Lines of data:
## START

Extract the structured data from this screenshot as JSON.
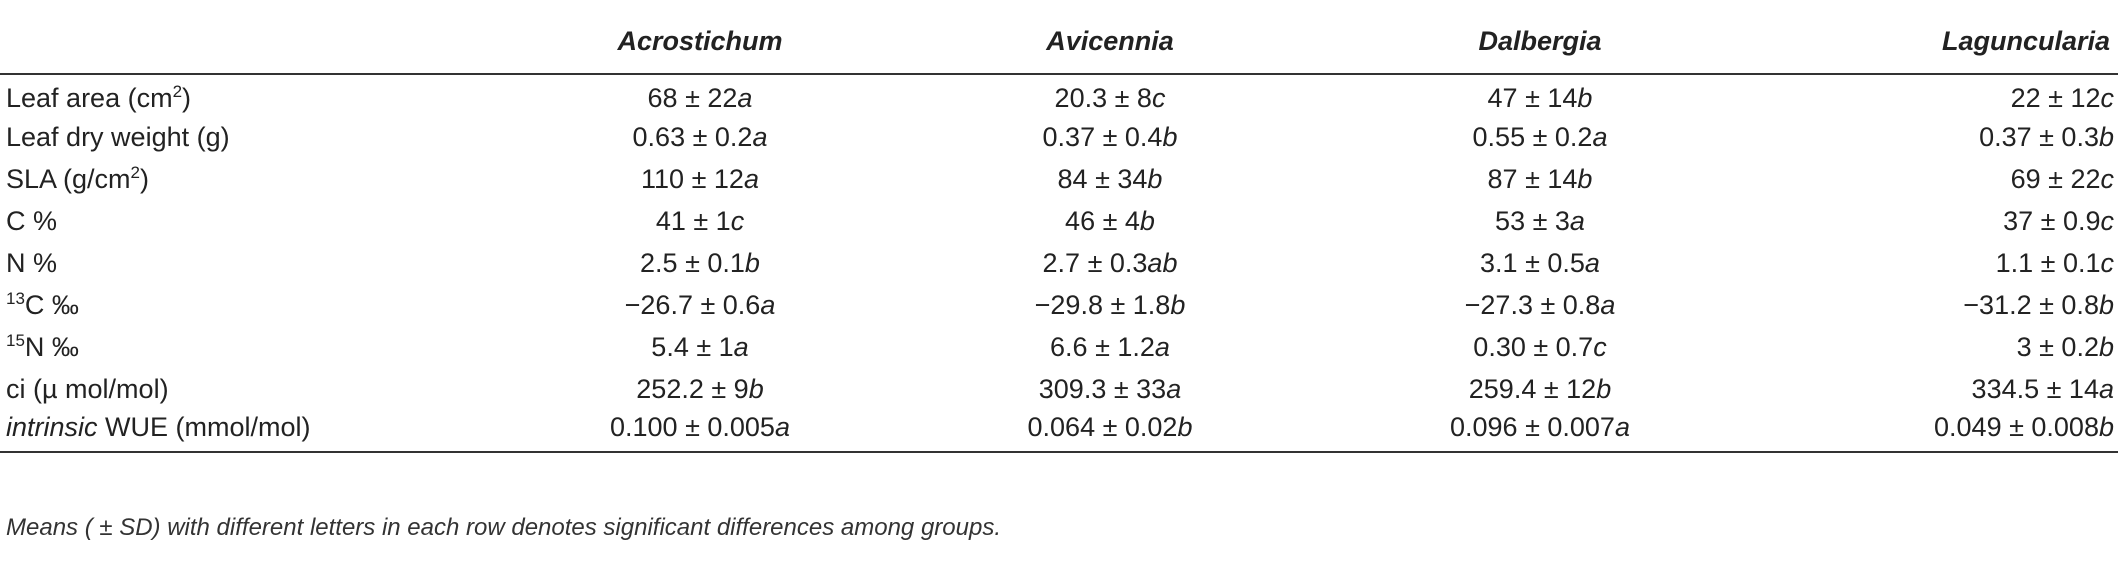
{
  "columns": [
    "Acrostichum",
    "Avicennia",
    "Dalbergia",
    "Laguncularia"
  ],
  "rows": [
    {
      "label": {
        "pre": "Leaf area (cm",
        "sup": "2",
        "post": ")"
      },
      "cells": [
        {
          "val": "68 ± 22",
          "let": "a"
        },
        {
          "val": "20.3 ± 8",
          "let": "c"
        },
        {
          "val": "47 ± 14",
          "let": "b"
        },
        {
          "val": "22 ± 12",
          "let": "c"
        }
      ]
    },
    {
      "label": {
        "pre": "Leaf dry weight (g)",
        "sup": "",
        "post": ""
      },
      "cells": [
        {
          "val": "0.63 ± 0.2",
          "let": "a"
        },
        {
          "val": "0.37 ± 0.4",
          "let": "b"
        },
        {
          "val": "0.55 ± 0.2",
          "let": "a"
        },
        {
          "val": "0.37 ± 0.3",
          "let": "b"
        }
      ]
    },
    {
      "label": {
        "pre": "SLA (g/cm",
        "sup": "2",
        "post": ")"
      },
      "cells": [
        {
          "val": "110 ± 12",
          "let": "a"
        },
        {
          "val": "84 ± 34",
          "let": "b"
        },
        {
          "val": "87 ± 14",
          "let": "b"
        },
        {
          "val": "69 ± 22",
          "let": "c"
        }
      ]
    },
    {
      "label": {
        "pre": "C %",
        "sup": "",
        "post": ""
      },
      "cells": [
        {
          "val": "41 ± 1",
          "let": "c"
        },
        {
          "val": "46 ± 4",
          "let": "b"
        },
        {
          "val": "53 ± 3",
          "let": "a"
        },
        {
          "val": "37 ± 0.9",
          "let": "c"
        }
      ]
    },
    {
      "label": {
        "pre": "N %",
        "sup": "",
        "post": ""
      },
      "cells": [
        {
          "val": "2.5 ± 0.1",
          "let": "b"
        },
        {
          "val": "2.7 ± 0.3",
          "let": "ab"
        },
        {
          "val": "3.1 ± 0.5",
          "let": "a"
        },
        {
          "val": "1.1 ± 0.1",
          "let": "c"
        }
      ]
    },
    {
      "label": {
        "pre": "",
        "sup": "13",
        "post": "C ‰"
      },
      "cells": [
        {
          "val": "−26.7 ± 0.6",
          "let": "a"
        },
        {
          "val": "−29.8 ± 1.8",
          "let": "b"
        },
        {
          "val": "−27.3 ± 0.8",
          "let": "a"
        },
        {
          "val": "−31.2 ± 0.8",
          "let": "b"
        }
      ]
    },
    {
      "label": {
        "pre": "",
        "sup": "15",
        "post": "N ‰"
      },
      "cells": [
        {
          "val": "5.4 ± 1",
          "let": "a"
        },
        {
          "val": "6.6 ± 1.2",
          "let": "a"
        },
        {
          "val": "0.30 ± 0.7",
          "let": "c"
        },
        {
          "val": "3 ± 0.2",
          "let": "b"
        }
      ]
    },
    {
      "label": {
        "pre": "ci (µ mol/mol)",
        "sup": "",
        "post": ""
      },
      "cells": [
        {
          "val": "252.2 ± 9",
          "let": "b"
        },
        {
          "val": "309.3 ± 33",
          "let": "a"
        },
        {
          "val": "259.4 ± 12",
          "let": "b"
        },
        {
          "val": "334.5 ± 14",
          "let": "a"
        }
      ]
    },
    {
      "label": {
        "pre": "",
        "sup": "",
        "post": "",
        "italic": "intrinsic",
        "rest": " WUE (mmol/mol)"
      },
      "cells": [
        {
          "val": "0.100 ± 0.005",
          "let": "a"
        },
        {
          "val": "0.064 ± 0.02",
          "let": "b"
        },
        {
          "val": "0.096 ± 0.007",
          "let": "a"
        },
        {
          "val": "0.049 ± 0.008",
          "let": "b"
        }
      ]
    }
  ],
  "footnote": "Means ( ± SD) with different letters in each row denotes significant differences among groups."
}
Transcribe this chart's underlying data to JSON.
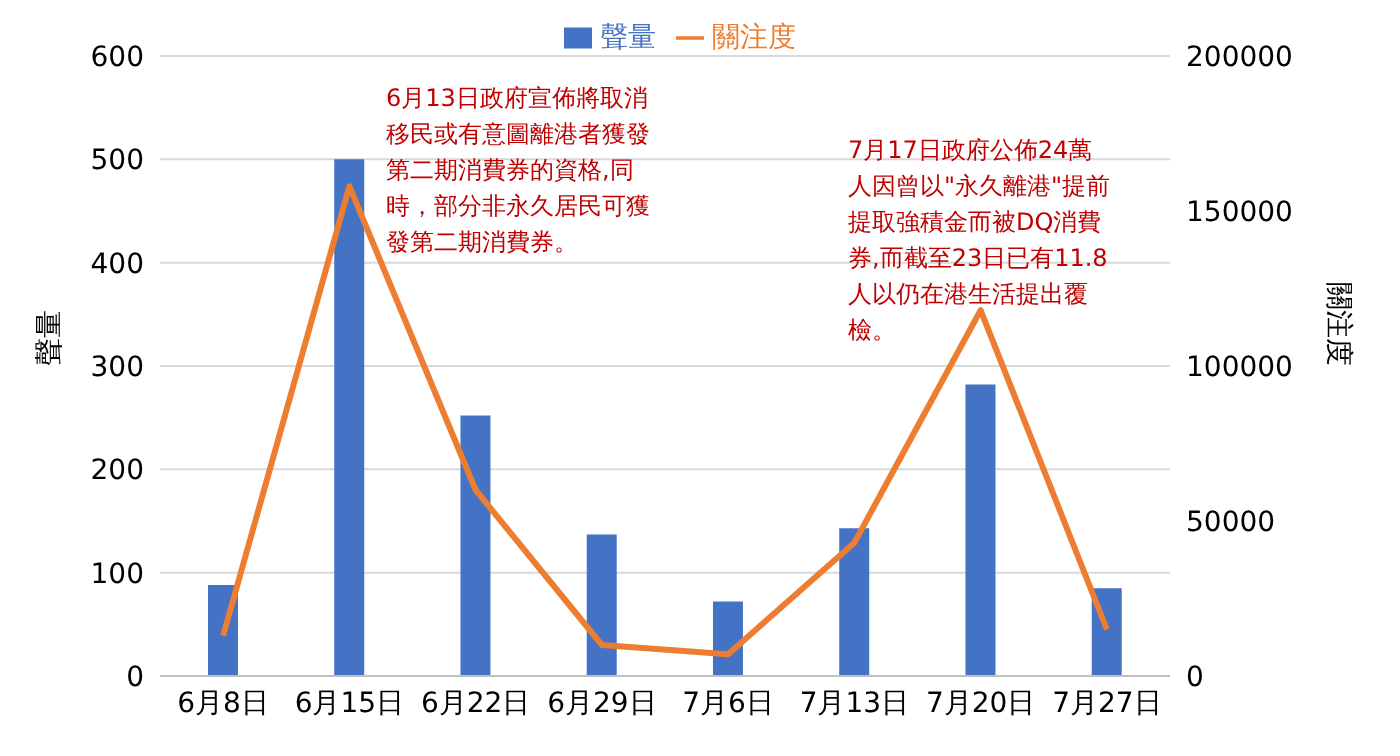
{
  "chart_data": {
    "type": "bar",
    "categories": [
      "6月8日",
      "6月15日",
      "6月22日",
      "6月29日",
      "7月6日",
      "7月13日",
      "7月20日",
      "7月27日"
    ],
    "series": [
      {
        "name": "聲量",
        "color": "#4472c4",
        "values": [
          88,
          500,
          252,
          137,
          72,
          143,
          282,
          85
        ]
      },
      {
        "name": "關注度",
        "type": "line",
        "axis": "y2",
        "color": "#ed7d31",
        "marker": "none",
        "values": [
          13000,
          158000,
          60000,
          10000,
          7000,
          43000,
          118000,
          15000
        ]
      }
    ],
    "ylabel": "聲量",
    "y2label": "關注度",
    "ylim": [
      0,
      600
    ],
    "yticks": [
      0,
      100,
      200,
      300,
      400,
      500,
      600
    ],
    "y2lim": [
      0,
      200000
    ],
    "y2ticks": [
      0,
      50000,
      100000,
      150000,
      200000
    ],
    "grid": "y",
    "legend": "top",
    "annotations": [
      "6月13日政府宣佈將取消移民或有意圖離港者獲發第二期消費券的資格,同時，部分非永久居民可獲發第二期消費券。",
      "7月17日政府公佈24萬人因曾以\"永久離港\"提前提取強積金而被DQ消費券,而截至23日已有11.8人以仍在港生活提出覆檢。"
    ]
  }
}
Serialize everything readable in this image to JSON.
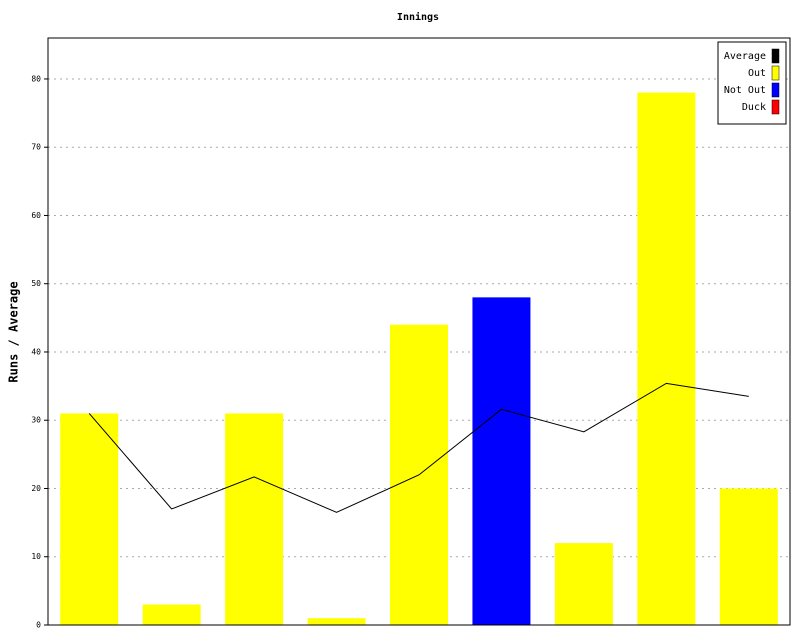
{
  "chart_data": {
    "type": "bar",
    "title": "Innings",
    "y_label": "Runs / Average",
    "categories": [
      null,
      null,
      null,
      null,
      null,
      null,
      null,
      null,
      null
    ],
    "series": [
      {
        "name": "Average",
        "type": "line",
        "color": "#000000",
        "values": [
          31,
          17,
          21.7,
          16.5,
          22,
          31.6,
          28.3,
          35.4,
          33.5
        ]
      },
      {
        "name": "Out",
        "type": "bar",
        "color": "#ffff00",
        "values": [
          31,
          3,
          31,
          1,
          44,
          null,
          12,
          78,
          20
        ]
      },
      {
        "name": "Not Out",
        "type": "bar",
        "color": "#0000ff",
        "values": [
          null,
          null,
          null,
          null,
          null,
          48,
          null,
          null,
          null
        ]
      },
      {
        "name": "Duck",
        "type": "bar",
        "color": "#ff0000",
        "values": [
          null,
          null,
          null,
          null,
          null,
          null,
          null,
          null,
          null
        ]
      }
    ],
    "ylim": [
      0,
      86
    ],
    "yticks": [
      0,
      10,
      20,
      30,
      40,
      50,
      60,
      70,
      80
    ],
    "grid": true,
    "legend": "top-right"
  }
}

## END

> [Written problem]
Restate word for word the lines above that start at the line containing "Serialize everything readable" and run to the end of the listing; exclude the pictures.

> [Result for this task]
Serialize everything readable in this image to JSON.
{
  "chart_data": {
    "type": "bar",
    "title": "Innings",
    "y_label": "Runs / Average",
    "categories": [
      null,
      null,
      null,
      null,
      null,
      null,
      null,
      null,
      null
    ],
    "series": [
      {
        "name": "Average",
        "type": "line",
        "color": "#000000",
        "values": [
          31,
          17,
          21.7,
          16.5,
          22,
          31.6,
          28.3,
          35.4,
          33.5
        ]
      },
      {
        "name": "Out",
        "type": "bar",
        "color": "#ffff00",
        "values": [
          31,
          3,
          31,
          1,
          44,
          null,
          12,
          78,
          20
        ]
      },
      {
        "name": "Not Out",
        "type": "bar",
        "color": "#0000ff",
        "values": [
          null,
          null,
          null,
          null,
          null,
          48,
          null,
          null,
          null
        ]
      },
      {
        "name": "Duck",
        "type": "bar",
        "color": "#ff0000",
        "values": [
          null,
          null,
          null,
          null,
          null,
          null,
          null,
          null,
          null
        ]
      }
    ],
    "ylim": [
      0,
      86
    ],
    "yticks": [
      0,
      10,
      20,
      30,
      40,
      50,
      60,
      70,
      80
    ],
    "grid": true,
    "legend": "top-right"
  }
}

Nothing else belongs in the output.